PROBLEM -
Please repeat the entries word for word, starting with the line that contains "photo-stage: [0, 0, 418, 412]" and going on through the line that contains "comment-item: eiilapuccino Sweet", with both of those lines included.

--- SUPPLIED ENTRIES ---

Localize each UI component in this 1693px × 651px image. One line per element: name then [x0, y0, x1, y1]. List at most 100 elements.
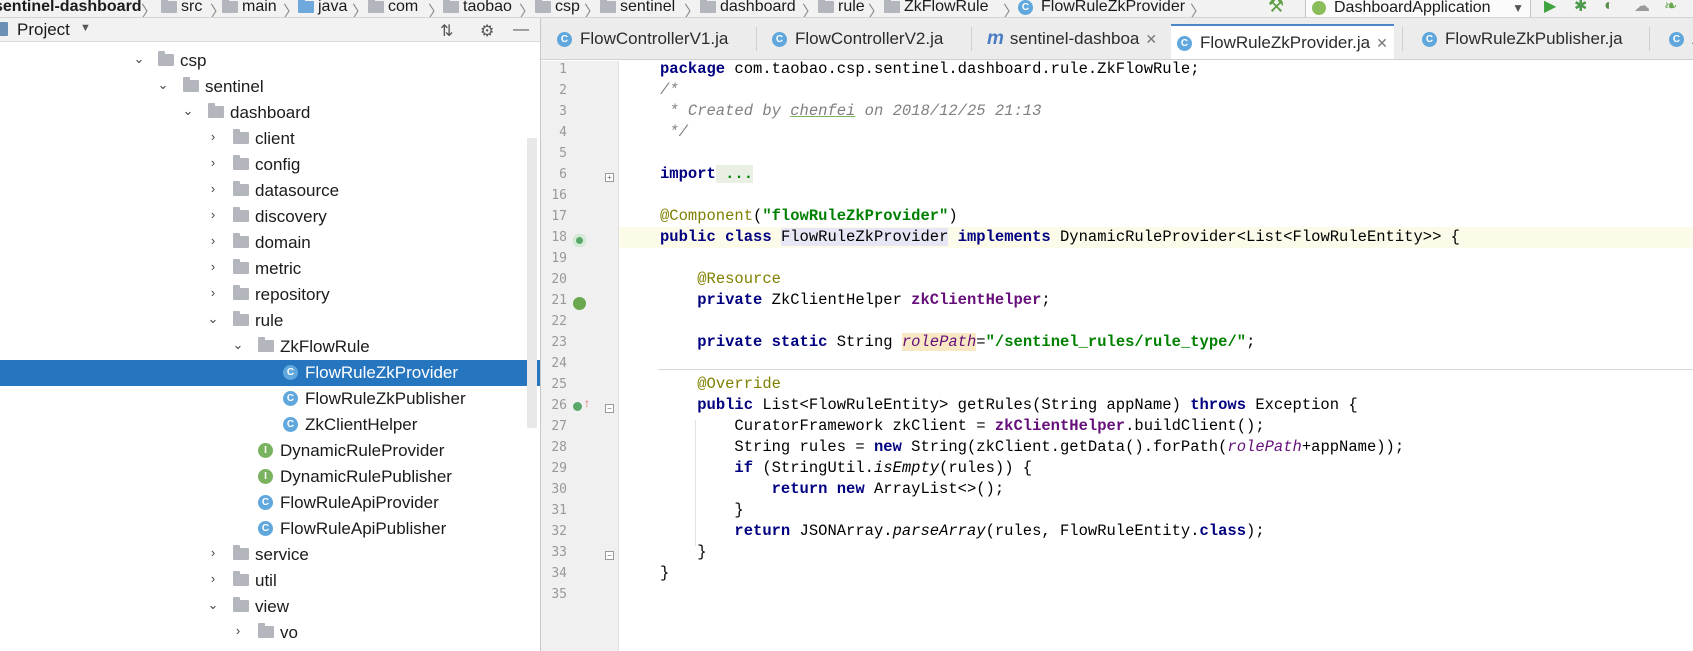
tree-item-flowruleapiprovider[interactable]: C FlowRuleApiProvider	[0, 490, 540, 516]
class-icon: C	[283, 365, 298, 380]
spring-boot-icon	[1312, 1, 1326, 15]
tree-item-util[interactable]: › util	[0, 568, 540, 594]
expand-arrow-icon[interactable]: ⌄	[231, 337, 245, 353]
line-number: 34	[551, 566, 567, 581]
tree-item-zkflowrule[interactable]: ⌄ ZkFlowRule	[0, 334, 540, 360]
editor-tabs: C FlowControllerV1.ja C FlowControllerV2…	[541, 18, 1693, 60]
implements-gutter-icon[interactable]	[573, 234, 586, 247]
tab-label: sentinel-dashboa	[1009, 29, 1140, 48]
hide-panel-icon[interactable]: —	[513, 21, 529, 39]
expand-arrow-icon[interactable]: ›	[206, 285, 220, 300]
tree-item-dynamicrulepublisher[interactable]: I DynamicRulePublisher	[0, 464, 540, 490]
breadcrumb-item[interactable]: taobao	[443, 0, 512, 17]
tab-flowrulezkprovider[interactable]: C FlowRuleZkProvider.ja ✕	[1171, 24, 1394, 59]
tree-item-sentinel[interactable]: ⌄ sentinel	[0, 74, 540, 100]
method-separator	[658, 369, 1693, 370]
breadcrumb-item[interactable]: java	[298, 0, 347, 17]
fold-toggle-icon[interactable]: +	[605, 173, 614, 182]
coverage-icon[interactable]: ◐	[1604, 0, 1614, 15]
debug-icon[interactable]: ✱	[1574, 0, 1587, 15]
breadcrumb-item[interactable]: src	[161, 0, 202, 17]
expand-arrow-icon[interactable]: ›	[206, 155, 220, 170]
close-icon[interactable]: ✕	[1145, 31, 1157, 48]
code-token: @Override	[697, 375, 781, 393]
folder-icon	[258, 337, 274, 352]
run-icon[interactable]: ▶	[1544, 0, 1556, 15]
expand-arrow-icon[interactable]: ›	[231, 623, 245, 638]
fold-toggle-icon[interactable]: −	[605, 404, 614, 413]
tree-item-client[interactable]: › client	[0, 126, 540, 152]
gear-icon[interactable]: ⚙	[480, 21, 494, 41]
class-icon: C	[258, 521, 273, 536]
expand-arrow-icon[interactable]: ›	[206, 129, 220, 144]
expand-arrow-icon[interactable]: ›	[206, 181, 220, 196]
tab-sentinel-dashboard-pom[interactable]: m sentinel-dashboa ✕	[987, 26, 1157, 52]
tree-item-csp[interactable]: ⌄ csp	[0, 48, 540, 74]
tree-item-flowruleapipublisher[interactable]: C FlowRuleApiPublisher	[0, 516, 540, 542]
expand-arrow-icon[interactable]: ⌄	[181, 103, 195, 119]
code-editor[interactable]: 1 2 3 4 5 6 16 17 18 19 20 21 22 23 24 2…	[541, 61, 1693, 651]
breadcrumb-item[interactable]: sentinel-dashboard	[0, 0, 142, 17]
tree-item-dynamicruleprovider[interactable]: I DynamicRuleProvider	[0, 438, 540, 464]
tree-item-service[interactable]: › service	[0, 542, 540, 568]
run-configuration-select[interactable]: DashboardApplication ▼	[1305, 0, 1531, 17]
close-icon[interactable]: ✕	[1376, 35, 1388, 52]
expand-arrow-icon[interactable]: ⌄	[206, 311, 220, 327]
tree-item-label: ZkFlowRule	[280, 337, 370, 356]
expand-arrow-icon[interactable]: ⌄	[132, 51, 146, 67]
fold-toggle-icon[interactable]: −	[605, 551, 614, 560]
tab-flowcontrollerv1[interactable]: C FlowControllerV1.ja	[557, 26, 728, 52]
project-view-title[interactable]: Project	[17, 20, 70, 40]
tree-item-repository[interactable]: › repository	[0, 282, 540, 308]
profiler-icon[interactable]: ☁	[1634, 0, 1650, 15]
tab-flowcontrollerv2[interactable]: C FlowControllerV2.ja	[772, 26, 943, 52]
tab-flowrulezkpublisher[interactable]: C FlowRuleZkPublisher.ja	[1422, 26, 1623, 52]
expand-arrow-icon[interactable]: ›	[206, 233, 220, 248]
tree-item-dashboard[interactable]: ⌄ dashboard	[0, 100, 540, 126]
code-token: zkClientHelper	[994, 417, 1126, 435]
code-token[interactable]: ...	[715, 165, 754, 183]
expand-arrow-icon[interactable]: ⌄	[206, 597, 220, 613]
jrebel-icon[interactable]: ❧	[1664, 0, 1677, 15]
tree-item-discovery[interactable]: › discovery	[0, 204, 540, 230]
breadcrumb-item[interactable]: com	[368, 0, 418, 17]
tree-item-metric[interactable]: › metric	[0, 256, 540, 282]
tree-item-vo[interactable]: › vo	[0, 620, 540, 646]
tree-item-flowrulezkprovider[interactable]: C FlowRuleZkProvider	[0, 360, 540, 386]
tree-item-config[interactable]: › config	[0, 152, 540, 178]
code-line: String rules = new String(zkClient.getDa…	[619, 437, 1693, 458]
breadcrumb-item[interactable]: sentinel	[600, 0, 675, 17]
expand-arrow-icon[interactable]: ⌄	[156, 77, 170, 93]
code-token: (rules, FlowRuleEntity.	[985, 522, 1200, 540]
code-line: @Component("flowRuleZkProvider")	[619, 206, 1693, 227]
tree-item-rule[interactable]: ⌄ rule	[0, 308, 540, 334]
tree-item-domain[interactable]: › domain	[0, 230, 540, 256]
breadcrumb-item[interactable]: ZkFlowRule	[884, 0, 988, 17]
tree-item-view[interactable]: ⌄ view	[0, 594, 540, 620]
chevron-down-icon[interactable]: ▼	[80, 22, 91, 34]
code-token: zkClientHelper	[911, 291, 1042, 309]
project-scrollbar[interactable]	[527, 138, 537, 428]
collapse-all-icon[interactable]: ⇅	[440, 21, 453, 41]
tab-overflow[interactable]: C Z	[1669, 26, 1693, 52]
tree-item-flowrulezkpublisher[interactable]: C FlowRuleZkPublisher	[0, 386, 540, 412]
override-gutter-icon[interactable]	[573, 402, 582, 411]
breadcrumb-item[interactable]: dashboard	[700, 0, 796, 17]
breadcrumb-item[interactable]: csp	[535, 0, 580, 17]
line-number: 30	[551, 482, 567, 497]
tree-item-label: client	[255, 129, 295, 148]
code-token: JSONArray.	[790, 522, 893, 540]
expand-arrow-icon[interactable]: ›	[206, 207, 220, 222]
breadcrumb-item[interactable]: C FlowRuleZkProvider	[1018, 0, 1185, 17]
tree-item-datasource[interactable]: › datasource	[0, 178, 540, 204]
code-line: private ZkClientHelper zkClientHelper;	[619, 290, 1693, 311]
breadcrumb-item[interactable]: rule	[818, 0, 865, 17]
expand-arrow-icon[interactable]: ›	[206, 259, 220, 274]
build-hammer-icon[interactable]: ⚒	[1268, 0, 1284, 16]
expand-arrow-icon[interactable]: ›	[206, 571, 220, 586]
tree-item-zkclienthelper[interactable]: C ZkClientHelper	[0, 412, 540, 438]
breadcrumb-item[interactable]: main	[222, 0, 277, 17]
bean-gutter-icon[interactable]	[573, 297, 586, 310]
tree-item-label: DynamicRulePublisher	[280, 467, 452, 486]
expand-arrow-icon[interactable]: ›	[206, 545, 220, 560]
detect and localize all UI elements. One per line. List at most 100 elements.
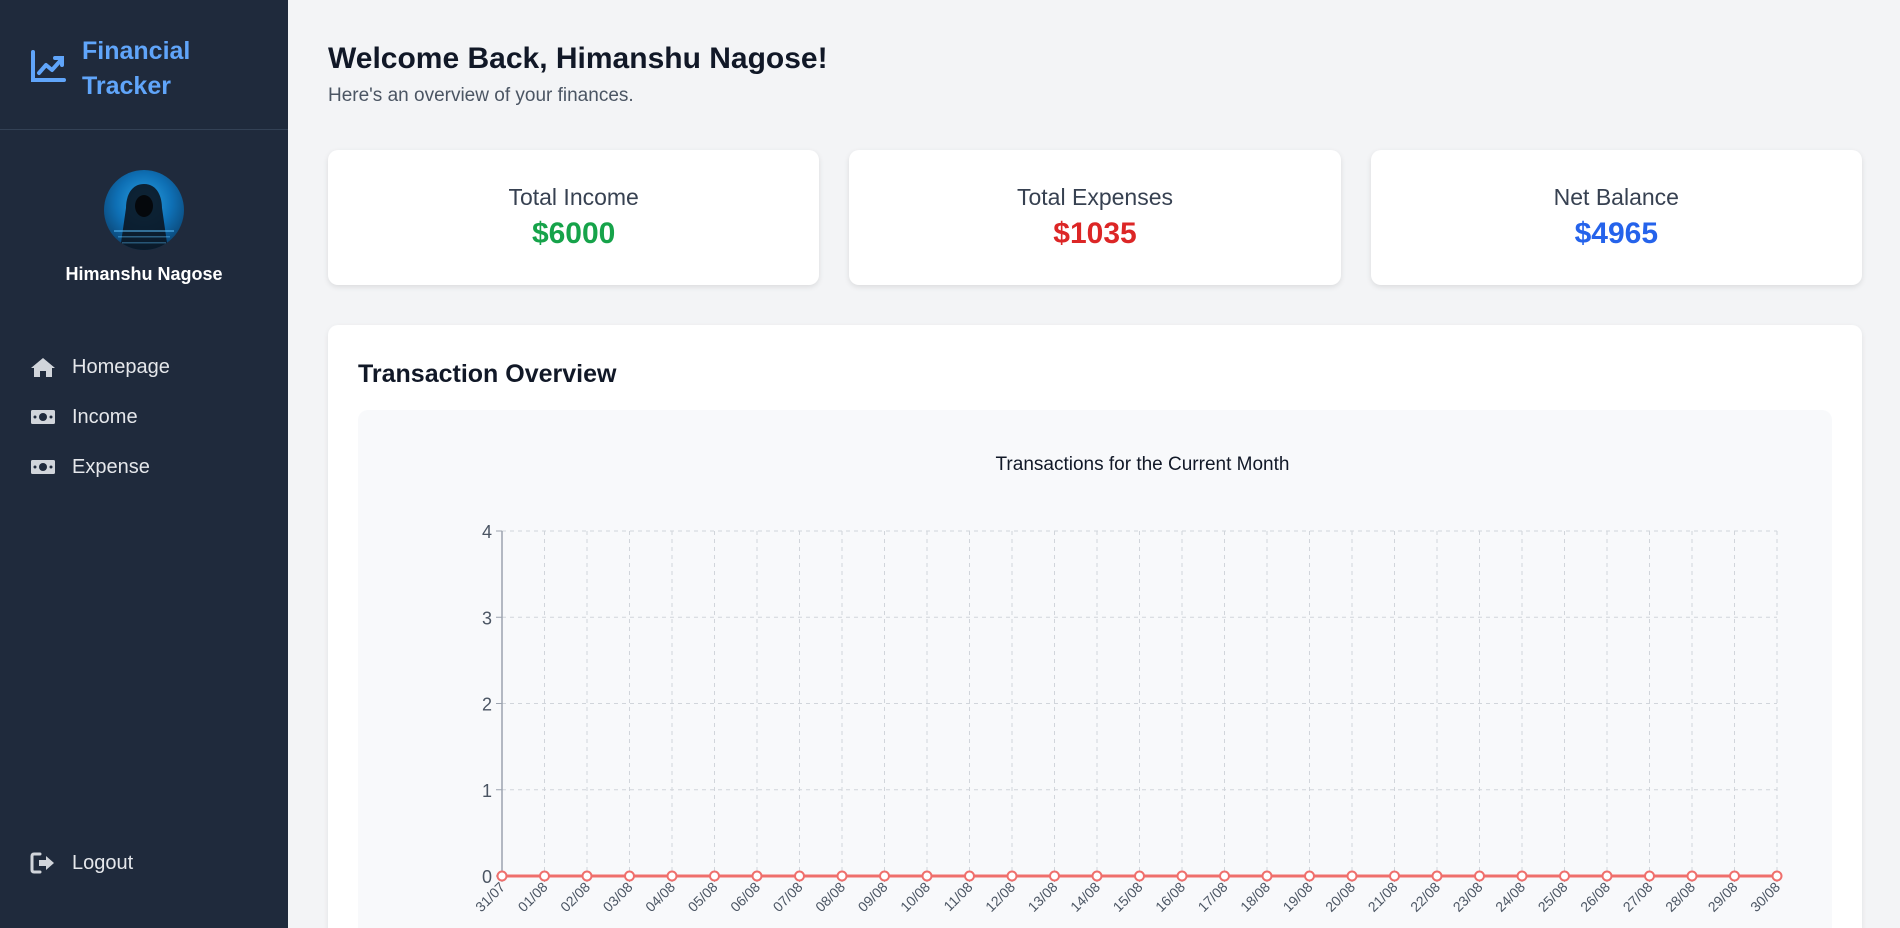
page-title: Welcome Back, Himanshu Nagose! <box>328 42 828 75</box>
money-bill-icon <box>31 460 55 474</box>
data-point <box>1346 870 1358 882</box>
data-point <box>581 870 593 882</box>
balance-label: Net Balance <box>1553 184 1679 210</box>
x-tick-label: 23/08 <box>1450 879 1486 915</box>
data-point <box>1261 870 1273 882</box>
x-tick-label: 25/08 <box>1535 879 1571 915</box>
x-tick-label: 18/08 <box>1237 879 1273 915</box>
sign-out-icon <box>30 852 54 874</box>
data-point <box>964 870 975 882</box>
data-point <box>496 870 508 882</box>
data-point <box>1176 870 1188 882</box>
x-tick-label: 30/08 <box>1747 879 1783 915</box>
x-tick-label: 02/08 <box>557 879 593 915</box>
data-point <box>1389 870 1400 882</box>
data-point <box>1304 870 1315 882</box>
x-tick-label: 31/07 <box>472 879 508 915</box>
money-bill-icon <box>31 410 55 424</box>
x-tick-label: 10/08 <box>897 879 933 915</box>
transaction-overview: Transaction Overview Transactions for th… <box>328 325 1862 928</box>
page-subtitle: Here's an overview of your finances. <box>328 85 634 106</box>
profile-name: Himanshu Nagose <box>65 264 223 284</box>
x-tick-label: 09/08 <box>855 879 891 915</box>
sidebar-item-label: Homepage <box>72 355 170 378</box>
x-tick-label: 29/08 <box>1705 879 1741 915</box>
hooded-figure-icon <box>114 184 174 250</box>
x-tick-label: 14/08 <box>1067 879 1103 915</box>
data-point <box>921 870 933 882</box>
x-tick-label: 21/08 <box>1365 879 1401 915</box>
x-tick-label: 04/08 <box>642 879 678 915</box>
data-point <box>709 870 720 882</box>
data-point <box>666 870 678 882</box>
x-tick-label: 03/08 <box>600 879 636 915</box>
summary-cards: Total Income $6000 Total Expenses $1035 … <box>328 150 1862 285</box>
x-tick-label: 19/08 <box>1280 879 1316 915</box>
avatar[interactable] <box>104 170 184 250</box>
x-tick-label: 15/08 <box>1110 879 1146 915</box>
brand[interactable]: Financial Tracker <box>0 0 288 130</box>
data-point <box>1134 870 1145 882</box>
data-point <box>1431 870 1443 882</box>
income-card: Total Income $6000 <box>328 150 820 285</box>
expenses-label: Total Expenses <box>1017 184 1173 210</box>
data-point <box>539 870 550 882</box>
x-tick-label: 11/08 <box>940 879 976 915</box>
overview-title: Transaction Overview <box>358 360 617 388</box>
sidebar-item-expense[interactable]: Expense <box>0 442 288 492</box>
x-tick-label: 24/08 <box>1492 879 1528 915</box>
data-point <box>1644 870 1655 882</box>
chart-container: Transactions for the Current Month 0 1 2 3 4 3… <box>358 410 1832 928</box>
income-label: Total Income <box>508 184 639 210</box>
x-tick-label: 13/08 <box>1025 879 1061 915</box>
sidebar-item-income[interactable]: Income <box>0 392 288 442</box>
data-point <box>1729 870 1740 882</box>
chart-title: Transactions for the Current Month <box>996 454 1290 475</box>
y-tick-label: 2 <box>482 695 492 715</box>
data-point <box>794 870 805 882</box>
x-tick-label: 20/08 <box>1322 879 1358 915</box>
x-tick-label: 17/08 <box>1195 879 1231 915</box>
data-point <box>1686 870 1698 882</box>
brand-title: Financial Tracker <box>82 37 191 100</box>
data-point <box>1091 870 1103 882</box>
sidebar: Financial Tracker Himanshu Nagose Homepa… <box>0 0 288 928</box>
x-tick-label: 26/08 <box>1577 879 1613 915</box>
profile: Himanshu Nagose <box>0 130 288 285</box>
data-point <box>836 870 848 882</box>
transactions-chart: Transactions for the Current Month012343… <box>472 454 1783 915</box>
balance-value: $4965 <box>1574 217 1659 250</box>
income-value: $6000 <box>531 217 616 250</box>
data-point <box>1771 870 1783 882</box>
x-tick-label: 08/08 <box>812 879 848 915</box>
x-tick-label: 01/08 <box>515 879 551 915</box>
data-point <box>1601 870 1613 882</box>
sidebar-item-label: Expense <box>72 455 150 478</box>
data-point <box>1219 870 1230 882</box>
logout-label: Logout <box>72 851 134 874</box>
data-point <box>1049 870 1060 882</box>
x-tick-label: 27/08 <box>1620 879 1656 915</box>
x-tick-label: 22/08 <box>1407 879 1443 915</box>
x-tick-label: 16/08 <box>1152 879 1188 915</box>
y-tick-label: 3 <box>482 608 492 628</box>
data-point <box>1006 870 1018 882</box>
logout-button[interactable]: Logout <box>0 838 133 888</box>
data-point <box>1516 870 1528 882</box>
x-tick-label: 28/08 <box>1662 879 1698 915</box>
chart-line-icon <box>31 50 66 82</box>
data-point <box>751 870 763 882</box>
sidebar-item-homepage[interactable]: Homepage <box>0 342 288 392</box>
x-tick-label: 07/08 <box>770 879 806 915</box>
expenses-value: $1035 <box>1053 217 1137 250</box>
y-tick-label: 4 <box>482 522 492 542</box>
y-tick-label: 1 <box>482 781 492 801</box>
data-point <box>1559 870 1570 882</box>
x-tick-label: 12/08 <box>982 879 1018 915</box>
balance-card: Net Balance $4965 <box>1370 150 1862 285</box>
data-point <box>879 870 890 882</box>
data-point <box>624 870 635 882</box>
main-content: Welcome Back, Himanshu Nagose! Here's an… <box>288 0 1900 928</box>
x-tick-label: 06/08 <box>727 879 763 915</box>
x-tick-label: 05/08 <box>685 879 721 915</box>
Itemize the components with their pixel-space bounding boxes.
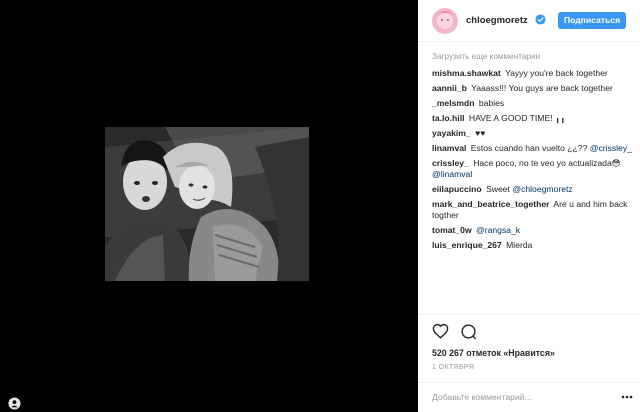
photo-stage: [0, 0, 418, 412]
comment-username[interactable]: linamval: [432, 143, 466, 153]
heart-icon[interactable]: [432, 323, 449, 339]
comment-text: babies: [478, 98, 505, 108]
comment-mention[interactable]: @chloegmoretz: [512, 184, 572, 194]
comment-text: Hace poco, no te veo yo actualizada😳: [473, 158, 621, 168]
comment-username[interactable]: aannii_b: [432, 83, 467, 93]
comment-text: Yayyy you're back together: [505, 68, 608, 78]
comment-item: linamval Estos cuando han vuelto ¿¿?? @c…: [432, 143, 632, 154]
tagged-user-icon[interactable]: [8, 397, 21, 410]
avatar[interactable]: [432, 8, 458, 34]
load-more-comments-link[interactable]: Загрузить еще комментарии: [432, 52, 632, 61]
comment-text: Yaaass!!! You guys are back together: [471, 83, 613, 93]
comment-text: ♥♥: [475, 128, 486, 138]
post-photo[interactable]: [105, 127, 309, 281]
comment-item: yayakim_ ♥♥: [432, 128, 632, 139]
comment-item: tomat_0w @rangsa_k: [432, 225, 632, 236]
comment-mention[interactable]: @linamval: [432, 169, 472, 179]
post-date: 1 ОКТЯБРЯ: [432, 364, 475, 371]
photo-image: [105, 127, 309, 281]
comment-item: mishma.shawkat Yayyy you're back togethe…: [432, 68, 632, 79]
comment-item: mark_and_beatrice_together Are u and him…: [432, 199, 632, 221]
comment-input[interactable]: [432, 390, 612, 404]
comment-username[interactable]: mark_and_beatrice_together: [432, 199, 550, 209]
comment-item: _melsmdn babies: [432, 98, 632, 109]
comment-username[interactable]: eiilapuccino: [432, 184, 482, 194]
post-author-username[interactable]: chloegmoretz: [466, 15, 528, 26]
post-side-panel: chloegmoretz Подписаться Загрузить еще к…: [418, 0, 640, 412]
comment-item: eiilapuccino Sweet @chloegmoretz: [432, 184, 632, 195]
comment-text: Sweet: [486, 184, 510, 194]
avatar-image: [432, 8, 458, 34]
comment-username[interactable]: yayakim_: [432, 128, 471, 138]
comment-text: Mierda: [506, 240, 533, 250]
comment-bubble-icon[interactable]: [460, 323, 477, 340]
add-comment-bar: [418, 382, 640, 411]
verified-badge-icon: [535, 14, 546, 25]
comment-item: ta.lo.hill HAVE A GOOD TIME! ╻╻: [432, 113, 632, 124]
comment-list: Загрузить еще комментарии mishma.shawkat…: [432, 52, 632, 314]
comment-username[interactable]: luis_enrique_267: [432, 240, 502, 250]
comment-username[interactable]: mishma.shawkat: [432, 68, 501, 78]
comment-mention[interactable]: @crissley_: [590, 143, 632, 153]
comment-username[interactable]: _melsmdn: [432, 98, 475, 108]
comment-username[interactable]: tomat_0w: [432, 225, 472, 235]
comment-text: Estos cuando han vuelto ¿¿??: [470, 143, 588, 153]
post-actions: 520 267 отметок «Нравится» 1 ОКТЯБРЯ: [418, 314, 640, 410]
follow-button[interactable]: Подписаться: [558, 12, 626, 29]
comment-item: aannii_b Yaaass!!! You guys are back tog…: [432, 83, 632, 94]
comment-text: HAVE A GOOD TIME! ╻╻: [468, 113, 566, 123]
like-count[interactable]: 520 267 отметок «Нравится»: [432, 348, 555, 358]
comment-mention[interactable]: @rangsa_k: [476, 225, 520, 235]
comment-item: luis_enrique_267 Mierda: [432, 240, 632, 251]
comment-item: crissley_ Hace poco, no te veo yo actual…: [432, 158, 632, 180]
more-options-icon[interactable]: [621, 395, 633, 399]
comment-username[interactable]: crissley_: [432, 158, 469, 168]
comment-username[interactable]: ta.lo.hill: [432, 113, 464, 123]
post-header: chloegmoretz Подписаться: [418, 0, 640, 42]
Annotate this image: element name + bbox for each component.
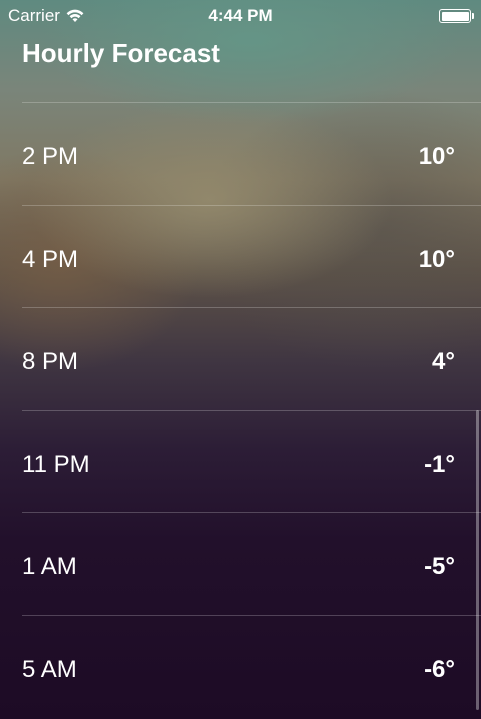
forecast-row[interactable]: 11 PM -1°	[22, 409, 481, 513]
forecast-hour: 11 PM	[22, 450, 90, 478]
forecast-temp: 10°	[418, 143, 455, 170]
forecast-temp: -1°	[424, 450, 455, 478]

---

OUTPUT FOR THIS EXERCISE -
photo-stage: [0, 0, 418, 412]
comment-username[interactable]: linamval: [432, 143, 466, 153]
heart-icon[interactable]: [432, 323, 449, 339]
comment-text: babies: [478, 98, 505, 108]
comment-mention[interactable]: @chloegmoretz: [512, 184, 572, 194]
comment-text: Hace poco, no te veo yo actualizada😳: [473, 158, 621, 168]
comment-username[interactable]: aannii_b: [432, 83, 467, 93]
comment-text: Yayyy you're back together: [505, 68, 608, 78]
comment-item: linamval Estos cuando han vuelto ¿¿?? @c…: [432, 143, 632, 154]
tagged-user-icon[interactable]: [8, 397, 21, 410]
avatar[interactable]: [432, 8, 458, 34]
load-more-comments-link[interactable]: Загрузить еще комментарии: [432, 52, 632, 61]
comment-text: Yaaass!!! You guys are back together: [471, 83, 613, 93]
comment-text: ♥♥: [475, 128, 486, 138]
post-photo[interactable]: [105, 127, 309, 281]
comment-item: yayakim_ ♥♥: [432, 128, 632, 139]
comment-item: tomat_0w @rangsa_k: [432, 225, 632, 236]
comment-mention[interactable]: @linamval: [432, 169, 472, 179]
post-date: 1 ОКТЯБРЯ: [432, 364, 475, 371]
photo-image: [105, 127, 309, 281]
comment-item: mishma.shawkat Yayyy you're back togethe…: [432, 68, 632, 79]
comment-item: mark_and_beatrice_together Are u and him…: [432, 199, 632, 221]
comment-input[interactable]: [432, 390, 612, 404]
comment-username[interactable]: mark_and_beatrice_together: [432, 199, 550, 209]
comment-item: _melsmdn babies: [432, 98, 632, 109]
comment-username[interactable]: eiilapuccino: [432, 184, 482, 194]
post-author-username[interactable]: chloegmoretz: [466, 15, 528, 26]
post-side-panel: chloegmoretz Подписаться Загрузить еще к…: [418, 0, 640, 412]
comment-item: eiilapuccino Sweet @chloegmoretz: [432, 184, 632, 195]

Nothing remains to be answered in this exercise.